# START OF Provided records

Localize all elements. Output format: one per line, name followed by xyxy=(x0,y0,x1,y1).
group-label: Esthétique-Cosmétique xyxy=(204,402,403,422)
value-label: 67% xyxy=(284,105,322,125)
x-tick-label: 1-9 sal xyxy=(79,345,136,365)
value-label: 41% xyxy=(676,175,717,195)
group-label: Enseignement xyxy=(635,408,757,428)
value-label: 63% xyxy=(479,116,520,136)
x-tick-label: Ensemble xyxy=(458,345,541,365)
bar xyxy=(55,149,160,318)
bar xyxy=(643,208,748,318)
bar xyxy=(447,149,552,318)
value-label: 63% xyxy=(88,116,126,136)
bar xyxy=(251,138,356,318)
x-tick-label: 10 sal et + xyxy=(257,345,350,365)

# END OF Provided records

§ Task goal: Copy the listing above line for line, leaving every character unchanged.

§ Task answer:
Localize all elements. Output format: one per line, name followed by xyxy=(x0,y0,x1,y1).
group-label: Esthétique-Cosmétique xyxy=(204,402,403,422)
value-label: 67% xyxy=(284,105,322,125)
x-tick-label: 1-9 sal xyxy=(79,345,136,365)
value-label: 41% xyxy=(676,175,717,195)
group-label: Enseignement xyxy=(635,408,757,428)
value-label: 63% xyxy=(479,116,520,136)
x-tick-label: Ensemble xyxy=(458,345,541,365)
bar xyxy=(55,149,160,318)
bar xyxy=(643,208,748,318)
bar xyxy=(447,149,552,318)
value-label: 63% xyxy=(88,116,126,136)
bar xyxy=(251,138,356,318)
x-tick-label: 10 sal et + xyxy=(257,345,350,365)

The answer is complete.